Some records:
+++
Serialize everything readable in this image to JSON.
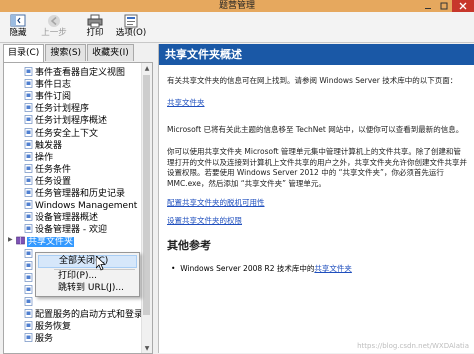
{
  "window": {
    "title": "题营管理"
  },
  "toolbar": {
    "buttons": [
      {
        "label": "隐藏"
      },
      {
        "label": "上一步"
      },
      {
        "label": "打印"
      },
      {
        "label": "选项(O)"
      }
    ]
  },
  "left": {
    "tabs": [
      "目录(C)",
      "搜索(S)",
      "收藏夹(I)"
    ],
    "tree": [
      "事件查看器自定义视图",
      "事件日志",
      "事件订阅",
      "任务计划程序",
      "任务计划程序概述",
      "任务安全上下文",
      "触发器",
      "操作",
      "任务条件",
      "任务设置",
      "任务管理器和历史记录",
      "Windows Management Instru",
      "设备管理器概述",
      "设备管理器 - 欢迎",
      "共享文件夹",
      "",
      "",
      "",
      "",
      "",
      "配置服务的启动方式和登录选项",
      "服务恢复",
      "服务"
    ],
    "selected_index": 14
  },
  "context_menu": {
    "items": [
      "全部关闭(C)",
      "打印(P)...",
      "跳转到 URL(J)..."
    ]
  },
  "right": {
    "header": "共享文件夹概述",
    "intro": "有关共享文件夹的信息可在网上找到。请参阅 Windows Server 技术库中的以下页面：",
    "link1": "共享文件夹",
    "para1": "Microsoft 已将有关此主题的信息移至 TechNet 网站中，以便你可以查看到最新的信息。",
    "para2": "你可以使用共享文件夹 Microsoft 管理单元集中管理计算机上的文件共享。除了创建和管理打开的文件以及连接到计算机上文件共享的用户之外，共享文件夹允许你创建文件共享并设置权限。若要使用 Windows Server 2012 中的 “共享文件夹”，你必须首先运行 MMC.exe，然后添加 “共享文件夹” 管理单元。",
    "link2": "配置共享文件夹的脱机可用性",
    "link3": "设置共享文件夹的权限",
    "section2": "其他参考",
    "bullet_prefix": "Windows Server 2008 R2 技术库中的",
    "bullet_link": "共享文件夹"
  },
  "watermark": "https://blog.csdn.net/WXDAlatia"
}
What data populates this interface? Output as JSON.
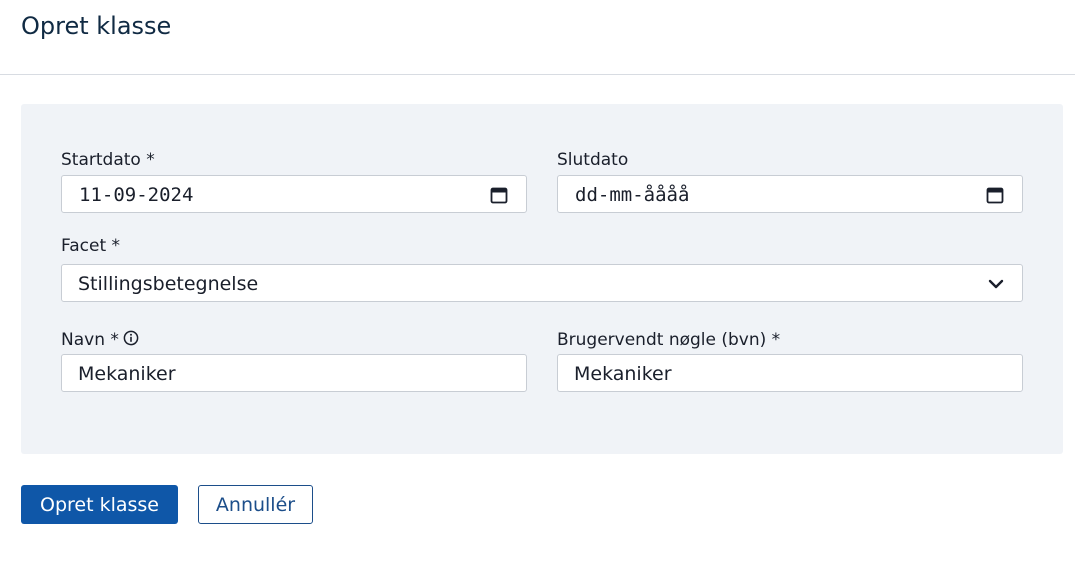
{
  "header": {
    "title": "Opret klasse"
  },
  "form": {
    "startdato": {
      "label": "Startdato *",
      "value": "11-09-2024"
    },
    "slutdato": {
      "label": "Slutdato",
      "placeholder": "dd-mm-åååå"
    },
    "facet": {
      "label": "Facet *",
      "selected": "Stillingsbetegnelse"
    },
    "navn": {
      "label": "Navn *",
      "value": "Mekaniker"
    },
    "bvn": {
      "label": "Brugervendt nøgle (bvn) *",
      "value": "Mekaniker"
    }
  },
  "actions": {
    "submit_label": "Opret klasse",
    "cancel_label": "Annullér"
  },
  "icons": {
    "date": "calendar-icon",
    "select": "chevron-down-icon",
    "info": "info-icon"
  },
  "colors": {
    "primary": "#0f57a8",
    "panel": "#f0f3f7",
    "title": "#102a43"
  }
}
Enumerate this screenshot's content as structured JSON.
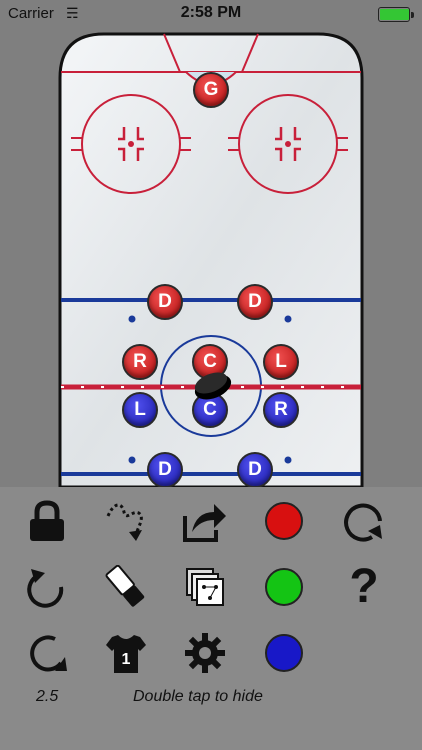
{
  "status_bar": {
    "carrier": "Carrier",
    "time": "2:58 PM",
    "battery_level": 0.95
  },
  "rink": {
    "goalie_label": "G",
    "players": [
      {
        "label": "D",
        "team": "red"
      },
      {
        "label": "D",
        "team": "red"
      },
      {
        "label": "R",
        "team": "red"
      },
      {
        "label": "C",
        "team": "red"
      },
      {
        "label": "L",
        "team": "red"
      },
      {
        "label": "L",
        "team": "blue"
      },
      {
        "label": "C",
        "team": "blue"
      },
      {
        "label": "R",
        "team": "blue"
      },
      {
        "label": "D",
        "team": "blue"
      },
      {
        "label": "D",
        "team": "blue"
      }
    ]
  },
  "toolbar": {
    "icons": [
      "lock-icon",
      "trail-path-icon",
      "share-icon",
      "red-color",
      "rotate-icon",
      "undo-icon",
      "eraser-icon",
      "plays-icon",
      "green-color",
      "help-icon",
      "redo-icon",
      "jersey-icon",
      "settings-icon",
      "blue-color"
    ],
    "jersey_number": "1",
    "colors": {
      "red": "#d81010",
      "green": "#14c414",
      "blue": "#1818c8"
    },
    "speed_value": "2.5",
    "hide_hint": "Double tap to hide"
  }
}
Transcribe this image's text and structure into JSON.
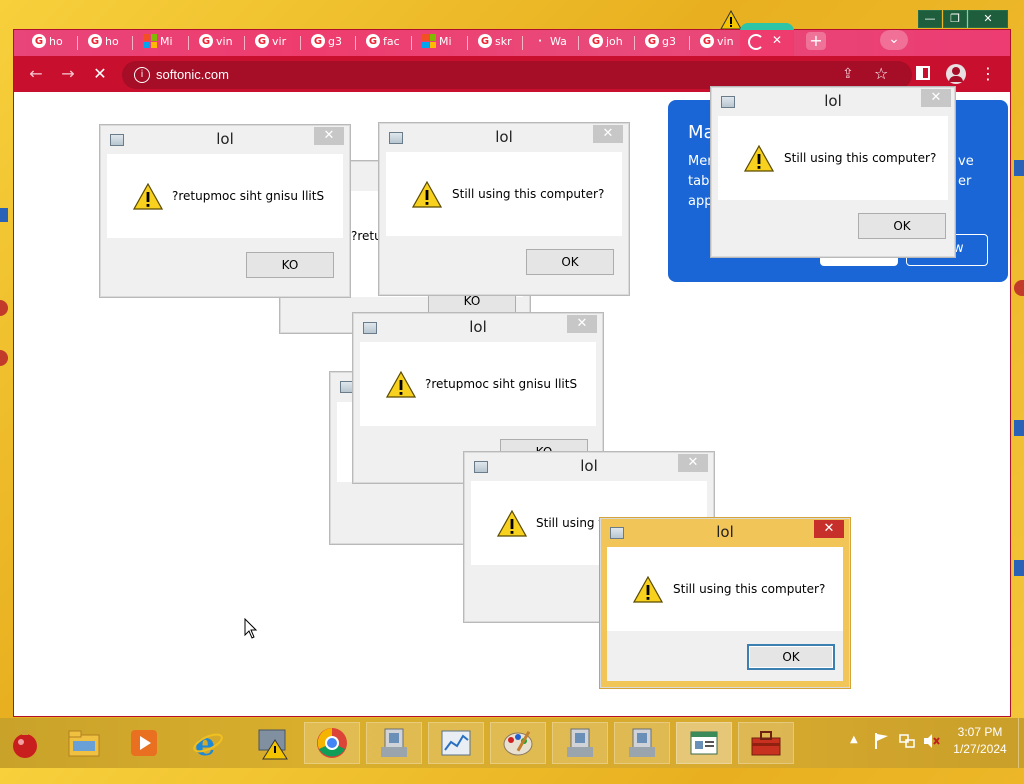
{
  "browser": {
    "tabs": [
      {
        "label": "ho",
        "favicon": "google-icon"
      },
      {
        "label": "ho",
        "favicon": "google-icon"
      },
      {
        "label": "Mi",
        "favicon": "microsoft-icon"
      },
      {
        "label": "vin",
        "favicon": "google-icon"
      },
      {
        "label": "vir",
        "favicon": "google-icon"
      },
      {
        "label": "g3",
        "favicon": "google-icon"
      },
      {
        "label": "fac",
        "favicon": "google-icon"
      },
      {
        "label": "Mi",
        "favicon": "microsoft-icon"
      },
      {
        "label": "skr",
        "favicon": "google-icon"
      },
      {
        "label": "Wa",
        "favicon": "generic-icon"
      },
      {
        "label": "joh",
        "favicon": "google-icon"
      },
      {
        "label": "g3",
        "favicon": "google-icon"
      },
      {
        "label": "vin",
        "favicon": "google-icon"
      }
    ],
    "address": "softonic.com",
    "new_tab_glyph": "+",
    "close_tab_glyph": "✕",
    "tab_search_glyph": "⌄"
  },
  "promo": {
    "title": "Ma",
    "lines": [
      "Mer",
      "tabs",
      "app"
    ],
    "right_fragments": [
      "ve",
      "er"
    ],
    "button_label": "w"
  },
  "dialogs": [
    {
      "title": "lol",
      "message": "?retupmoc siht gnisu llitS",
      "button": "KO"
    },
    {
      "title": "lol",
      "message": "Still using this computer?",
      "button": "OK"
    },
    {
      "title": "lol",
      "message": "Still using this computer?",
      "button": "OK"
    },
    {
      "title": "lol",
      "message": "?retupmoc siht gnisu llitS",
      "button": "KO"
    },
    {
      "title": "lol",
      "message": "Still using th",
      "button": ""
    },
    {
      "title": "lol",
      "message": "Still using this computer?",
      "button": "OK"
    }
  ],
  "hidden_dialog_fragments": {
    "retu": "?retu",
    "ko1": "KO",
    "ko2": "KO"
  },
  "taskbar": {
    "time": "3:07 PM",
    "date": "1/27/2024",
    "icons": [
      "christmas-ornament-icon",
      "file-explorer-icon",
      "media-player-icon",
      "internet-explorer-icon",
      "app-warning-icon",
      "chrome-icon",
      "installer-icon",
      "chart-window-icon",
      "paint-icon",
      "installer-icon",
      "installer-icon",
      "dialog-window-icon",
      "toolbox-icon"
    ]
  },
  "colors": {
    "browser_frame": "#c8102e",
    "tabstrip": "#ee3c6e",
    "promo": "#1a66d6",
    "active_dialog": "#f2c558",
    "close_active": "#c7302a",
    "desktop": "#f4c63a"
  }
}
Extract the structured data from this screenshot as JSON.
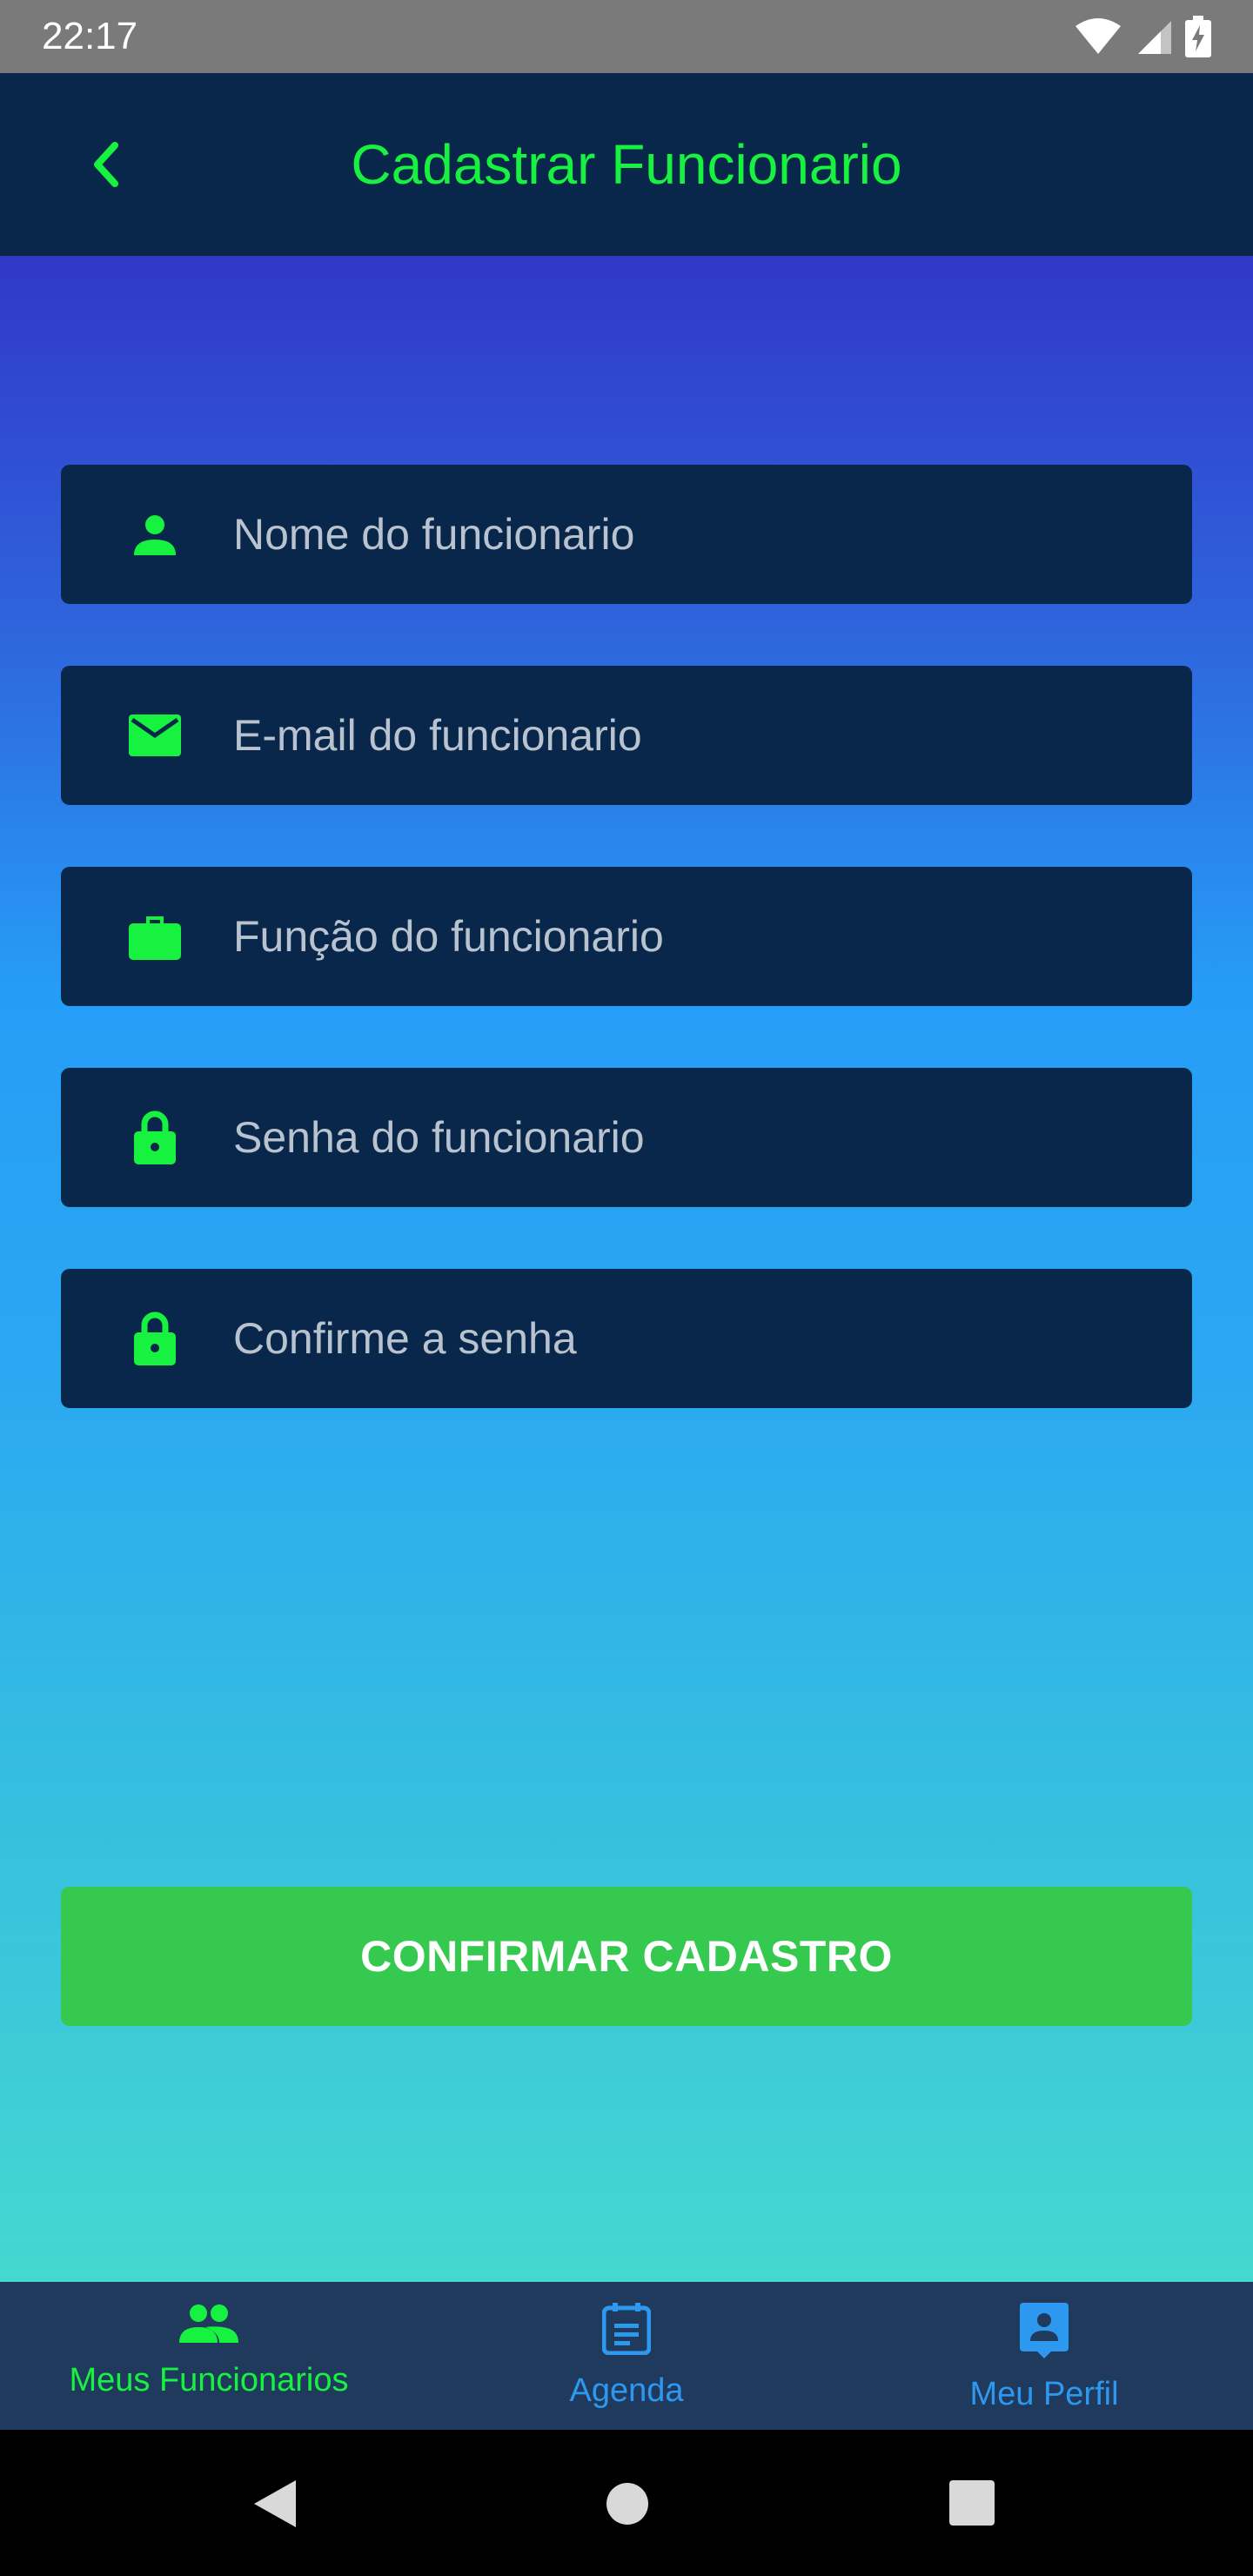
{
  "status_bar": {
    "time": "22:17",
    "icons": [
      "wifi-icon",
      "signal-icon",
      "battery-charging-icon"
    ]
  },
  "app_bar": {
    "back_icon": "chevron-left-icon",
    "title": "Cadastrar Funcionario"
  },
  "form": {
    "fields": [
      {
        "icon": "person-icon",
        "placeholder": "Nome do funcionario",
        "value": ""
      },
      {
        "icon": "mail-icon",
        "placeholder": "E-mail do funcionario",
        "value": ""
      },
      {
        "icon": "briefcase-icon",
        "placeholder": "Função do funcionario",
        "value": ""
      },
      {
        "icon": "lock-icon",
        "placeholder": "Senha do funcionario",
        "value": ""
      },
      {
        "icon": "lock-icon",
        "placeholder": "Confirme a senha",
        "value": ""
      }
    ],
    "confirm_label": "CONFIRMAR CADASTRO"
  },
  "bottom_nav": {
    "items": [
      {
        "label": "Meus Funcionarios",
        "icon": "people-icon",
        "active": true
      },
      {
        "label": "Agenda",
        "icon": "calendar-icon",
        "active": false
      },
      {
        "label": "Meu Perfil",
        "icon": "profile-icon",
        "active": false
      }
    ]
  },
  "system_nav": {
    "icons": [
      "back-triangle-icon",
      "home-circle-icon",
      "recents-square-icon"
    ]
  },
  "colors": {
    "accent_green": "#17f240",
    "navy": "#09274a",
    "button_green": "#36c950",
    "nav_inactive": "#2d98f0"
  }
}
+++
* Task statement *
Copy verbatim the span that opens at the line with "Extract the structured" and closes at the final line of the listing. Do not carry over any pictures.

* Completed task *
Extract the structured data from this screenshot as JSON.
{
  "status_bar": {
    "time": "22:17",
    "icons": [
      "wifi-icon",
      "signal-icon",
      "battery-charging-icon"
    ]
  },
  "app_bar": {
    "back_icon": "chevron-left-icon",
    "title": "Cadastrar Funcionario"
  },
  "form": {
    "fields": [
      {
        "icon": "person-icon",
        "placeholder": "Nome do funcionario",
        "value": ""
      },
      {
        "icon": "mail-icon",
        "placeholder": "E-mail do funcionario",
        "value": ""
      },
      {
        "icon": "briefcase-icon",
        "placeholder": "Função do funcionario",
        "value": ""
      },
      {
        "icon": "lock-icon",
        "placeholder": "Senha do funcionario",
        "value": ""
      },
      {
        "icon": "lock-icon",
        "placeholder": "Confirme a senha",
        "value": ""
      }
    ],
    "confirm_label": "CONFIRMAR CADASTRO"
  },
  "bottom_nav": {
    "items": [
      {
        "label": "Meus Funcionarios",
        "icon": "people-icon",
        "active": true
      },
      {
        "label": "Agenda",
        "icon": "calendar-icon",
        "active": false
      },
      {
        "label": "Meu Perfil",
        "icon": "profile-icon",
        "active": false
      }
    ]
  },
  "system_nav": {
    "icons": [
      "back-triangle-icon",
      "home-circle-icon",
      "recents-square-icon"
    ]
  },
  "colors": {
    "accent_green": "#17f240",
    "navy": "#09274a",
    "button_green": "#36c950",
    "nav_inactive": "#2d98f0"
  }
}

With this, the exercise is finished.